§ Stored entries:
━━━━

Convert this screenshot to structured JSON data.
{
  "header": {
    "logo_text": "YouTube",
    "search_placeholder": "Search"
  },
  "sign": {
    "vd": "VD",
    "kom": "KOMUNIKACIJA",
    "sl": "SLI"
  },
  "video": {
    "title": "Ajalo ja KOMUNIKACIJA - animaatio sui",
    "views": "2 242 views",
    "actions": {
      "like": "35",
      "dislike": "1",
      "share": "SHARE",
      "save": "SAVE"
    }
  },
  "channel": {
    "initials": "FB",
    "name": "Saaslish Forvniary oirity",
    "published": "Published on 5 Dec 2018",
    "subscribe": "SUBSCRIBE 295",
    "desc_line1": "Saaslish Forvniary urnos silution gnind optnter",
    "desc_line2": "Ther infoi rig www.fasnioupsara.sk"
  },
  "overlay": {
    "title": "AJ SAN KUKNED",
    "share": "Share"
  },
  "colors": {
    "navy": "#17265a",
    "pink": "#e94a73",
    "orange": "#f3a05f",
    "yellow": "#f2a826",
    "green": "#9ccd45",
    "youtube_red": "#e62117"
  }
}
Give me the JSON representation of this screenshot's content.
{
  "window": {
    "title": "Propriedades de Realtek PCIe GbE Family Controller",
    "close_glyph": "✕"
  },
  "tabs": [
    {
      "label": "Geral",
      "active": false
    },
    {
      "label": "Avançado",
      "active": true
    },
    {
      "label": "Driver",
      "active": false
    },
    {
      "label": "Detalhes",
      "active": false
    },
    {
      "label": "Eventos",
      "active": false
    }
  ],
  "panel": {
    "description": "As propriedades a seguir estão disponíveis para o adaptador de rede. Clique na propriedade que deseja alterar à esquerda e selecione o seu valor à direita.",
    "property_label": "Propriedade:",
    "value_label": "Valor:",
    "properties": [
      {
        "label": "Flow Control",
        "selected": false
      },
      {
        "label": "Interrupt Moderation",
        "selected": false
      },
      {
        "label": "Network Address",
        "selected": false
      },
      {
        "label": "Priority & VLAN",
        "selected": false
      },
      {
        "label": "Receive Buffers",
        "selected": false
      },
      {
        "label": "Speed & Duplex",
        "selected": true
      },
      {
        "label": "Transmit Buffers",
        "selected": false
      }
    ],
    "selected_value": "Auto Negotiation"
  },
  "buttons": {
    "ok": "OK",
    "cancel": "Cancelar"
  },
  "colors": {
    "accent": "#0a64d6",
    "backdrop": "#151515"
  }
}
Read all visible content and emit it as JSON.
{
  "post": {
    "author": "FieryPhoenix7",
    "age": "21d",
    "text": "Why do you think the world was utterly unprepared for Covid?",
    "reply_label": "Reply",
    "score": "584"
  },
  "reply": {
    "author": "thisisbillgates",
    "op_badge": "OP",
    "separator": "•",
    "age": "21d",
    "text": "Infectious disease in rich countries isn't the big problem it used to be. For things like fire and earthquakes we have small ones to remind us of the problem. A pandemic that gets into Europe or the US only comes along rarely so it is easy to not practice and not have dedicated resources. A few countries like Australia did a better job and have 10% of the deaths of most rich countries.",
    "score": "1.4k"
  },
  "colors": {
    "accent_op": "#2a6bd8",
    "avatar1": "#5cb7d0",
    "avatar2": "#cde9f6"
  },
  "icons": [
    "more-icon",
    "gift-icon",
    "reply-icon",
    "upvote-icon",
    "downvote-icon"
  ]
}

━━━━

§ Task brief: Output all of the material, please, exactly as it stands.

§ The result:
Convert this screenshot to structured JSON data.
{
  "header": {
    "logo_text": "YouTube",
    "search_placeholder": "Search"
  },
  "sign": {
    "vd": "VD",
    "kom": "KOMUNIKACIJA",
    "sl": "SLI"
  },
  "video": {
    "title": "Ajalo ja KOMUNIKACIJA - animaatio sui",
    "views": "2 242 views",
    "actions": {
      "like": "35",
      "dislike": "1",
      "share": "SHARE",
      "save": "SAVE"
    }
  },
  "channel": {
    "initials": "FB",
    "name": "Saaslish Forvniary oirity",
    "published": "Published on 5 Dec 2018",
    "subscribe": "SUBSCRIBE 295",
    "desc_line1": "Saaslish Forvniary urnos silution gnind optnter",
    "desc_line2": "Ther infoi rig www.fasnioupsara.sk"
  },
  "overlay": {
    "title": "AJ SAN KUKNED",
    "share": "Share"
  },
  "colors": {
    "navy": "#17265a",
    "pink": "#e94a73",
    "orange": "#f3a05f",
    "yellow": "#f2a826",
    "green": "#9ccd45",
    "youtube_red": "#e62117"
  }
}
Give me the JSON representation of this screenshot's content.
{
  "window": {
    "title": "Propriedades de Realtek PCIe GbE Family Controller",
    "close_glyph": "✕"
  },
  "tabs": [
    {
      "label": "Geral",
      "active": false
    },
    {
      "label": "Avançado",
      "active": true
    },
    {
      "label": "Driver",
      "active": false
    },
    {
      "label": "Detalhes",
      "active": false
    },
    {
      "label": "Eventos",
      "active": false
    }
  ],
  "panel": {
    "description": "As propriedades a seguir estão disponíveis para o adaptador de rede. Clique na propriedade que deseja alterar à esquerda e selecione o seu valor à direita.",
    "property_label": "Propriedade:",
    "value_label": "Valor:",
    "properties": [
      {
        "label": "Flow Control",
        "selected": false
      },
      {
        "label": "Interrupt Moderation",
        "selected": false
      },
      {
        "label": "Network Address",
        "selected": false
      },
      {
        "label": "Priority & VLAN",
        "selected": false
      },
      {
        "label": "Receive Buffers",
        "selected": false
      },
      {
        "label": "Speed & Duplex",
        "selected": true
      },
      {
        "label": "Transmit Buffers",
        "selected": false
      }
    ],
    "selected_value": "Auto Negotiation"
  },
  "buttons": {
    "ok": "OK",
    "cancel": "Cancelar"
  },
  "colors": {
    "accent": "#0a64d6",
    "backdrop": "#151515"
  }
}
Read all visible content and emit it as JSON.
{
  "post": {
    "author": "FieryPhoenix7",
    "age": "21d",
    "text": "Why do you think the world was utterly unprepared for Covid?",
    "reply_label": "Reply",
    "score": "584"
  },
  "reply": {
    "author": "thisisbillgates",
    "op_badge": "OP",
    "separator": "•",
    "age": "21d",
    "text": "Infectious disease in rich countries isn't the big problem it used to be. For things like fire and earthquakes we have small ones to remind us of the problem. A pandemic that gets into Europe or the US only comes along rarely so it is easy to not practice and not have dedicated resources. A few countries like Australia did a better job and have 10% of the deaths of most rich countries.",
    "score": "1.4k"
  },
  "colors": {
    "accent_op": "#2a6bd8",
    "avatar1": "#5cb7d0",
    "avatar2": "#cde9f6"
  },
  "icons": [
    "more-icon",
    "gift-icon",
    "reply-icon",
    "upvote-icon",
    "downvote-icon"
  ]
}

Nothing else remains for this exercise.